>> Begin INPUT MATERIAL
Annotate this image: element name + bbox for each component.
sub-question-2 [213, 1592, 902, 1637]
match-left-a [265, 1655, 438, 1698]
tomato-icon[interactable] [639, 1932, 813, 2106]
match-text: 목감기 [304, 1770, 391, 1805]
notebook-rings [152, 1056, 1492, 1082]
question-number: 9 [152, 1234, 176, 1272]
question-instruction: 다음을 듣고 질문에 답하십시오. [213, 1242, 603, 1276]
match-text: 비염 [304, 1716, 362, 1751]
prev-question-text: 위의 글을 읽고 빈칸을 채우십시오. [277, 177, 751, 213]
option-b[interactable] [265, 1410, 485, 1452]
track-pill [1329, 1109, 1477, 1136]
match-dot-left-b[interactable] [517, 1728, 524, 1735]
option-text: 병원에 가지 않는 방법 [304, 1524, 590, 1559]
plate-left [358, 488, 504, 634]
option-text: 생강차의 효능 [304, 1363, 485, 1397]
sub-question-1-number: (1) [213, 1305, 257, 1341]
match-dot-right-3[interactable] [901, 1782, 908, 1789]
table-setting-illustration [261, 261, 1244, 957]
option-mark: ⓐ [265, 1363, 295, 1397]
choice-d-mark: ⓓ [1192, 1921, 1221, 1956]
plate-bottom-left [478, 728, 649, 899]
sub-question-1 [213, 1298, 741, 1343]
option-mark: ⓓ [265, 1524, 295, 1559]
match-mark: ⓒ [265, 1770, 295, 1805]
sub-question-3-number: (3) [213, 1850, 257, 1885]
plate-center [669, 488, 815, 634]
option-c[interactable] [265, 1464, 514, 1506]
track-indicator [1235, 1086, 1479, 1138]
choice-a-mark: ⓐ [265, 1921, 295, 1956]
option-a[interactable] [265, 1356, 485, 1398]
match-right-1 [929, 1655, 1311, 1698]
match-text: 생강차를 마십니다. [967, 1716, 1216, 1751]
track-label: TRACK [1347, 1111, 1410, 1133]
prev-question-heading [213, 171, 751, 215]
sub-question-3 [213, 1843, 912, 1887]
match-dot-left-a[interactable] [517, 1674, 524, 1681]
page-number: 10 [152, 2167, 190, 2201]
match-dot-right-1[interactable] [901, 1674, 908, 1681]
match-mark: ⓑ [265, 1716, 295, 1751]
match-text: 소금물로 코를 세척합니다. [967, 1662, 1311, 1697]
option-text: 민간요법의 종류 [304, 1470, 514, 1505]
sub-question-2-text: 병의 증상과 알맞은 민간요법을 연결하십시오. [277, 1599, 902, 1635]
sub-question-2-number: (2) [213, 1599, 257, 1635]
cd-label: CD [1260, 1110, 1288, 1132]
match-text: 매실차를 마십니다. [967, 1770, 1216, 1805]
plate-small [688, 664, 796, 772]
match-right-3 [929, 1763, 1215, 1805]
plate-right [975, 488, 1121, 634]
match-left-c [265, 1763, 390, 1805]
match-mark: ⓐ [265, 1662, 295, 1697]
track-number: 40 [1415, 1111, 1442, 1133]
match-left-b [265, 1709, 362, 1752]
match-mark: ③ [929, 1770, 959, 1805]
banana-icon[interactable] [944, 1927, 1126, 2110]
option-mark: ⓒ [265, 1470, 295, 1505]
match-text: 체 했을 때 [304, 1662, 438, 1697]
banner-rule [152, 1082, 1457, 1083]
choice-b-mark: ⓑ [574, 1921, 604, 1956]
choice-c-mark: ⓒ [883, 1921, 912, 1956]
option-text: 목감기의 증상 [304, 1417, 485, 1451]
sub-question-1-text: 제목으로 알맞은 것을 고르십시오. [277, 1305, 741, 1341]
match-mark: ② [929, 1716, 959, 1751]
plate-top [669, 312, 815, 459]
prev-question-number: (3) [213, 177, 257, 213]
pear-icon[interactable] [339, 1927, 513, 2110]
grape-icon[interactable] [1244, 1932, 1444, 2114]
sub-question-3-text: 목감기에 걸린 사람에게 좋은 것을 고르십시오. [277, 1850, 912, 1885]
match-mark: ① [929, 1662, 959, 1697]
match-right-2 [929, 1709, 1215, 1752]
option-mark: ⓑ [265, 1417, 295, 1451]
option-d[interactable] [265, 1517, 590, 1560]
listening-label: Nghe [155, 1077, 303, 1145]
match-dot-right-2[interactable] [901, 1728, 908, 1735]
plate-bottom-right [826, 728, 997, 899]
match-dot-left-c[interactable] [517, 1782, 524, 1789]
>> End INPUT MATERIAL
Can you extract the lines of the material that start with its first line and run through the line with "option-b[interactable] [265, 1410, 485, 1452]", and reproduce them unchanged?

◆ SOLUTION TO THE EXERCISE:
Annotate this image: element name + bbox for each component.
sub-question-2 [213, 1592, 902, 1637]
match-left-a [265, 1655, 438, 1698]
tomato-icon[interactable] [639, 1932, 813, 2106]
match-text: 목감기 [304, 1770, 391, 1805]
notebook-rings [152, 1056, 1492, 1082]
question-number: 9 [152, 1234, 176, 1272]
question-instruction: 다음을 듣고 질문에 답하십시오. [213, 1242, 603, 1276]
match-text: 비염 [304, 1716, 362, 1751]
prev-question-text: 위의 글을 읽고 빈칸을 채우십시오. [277, 177, 751, 213]
option-b[interactable] [265, 1410, 485, 1452]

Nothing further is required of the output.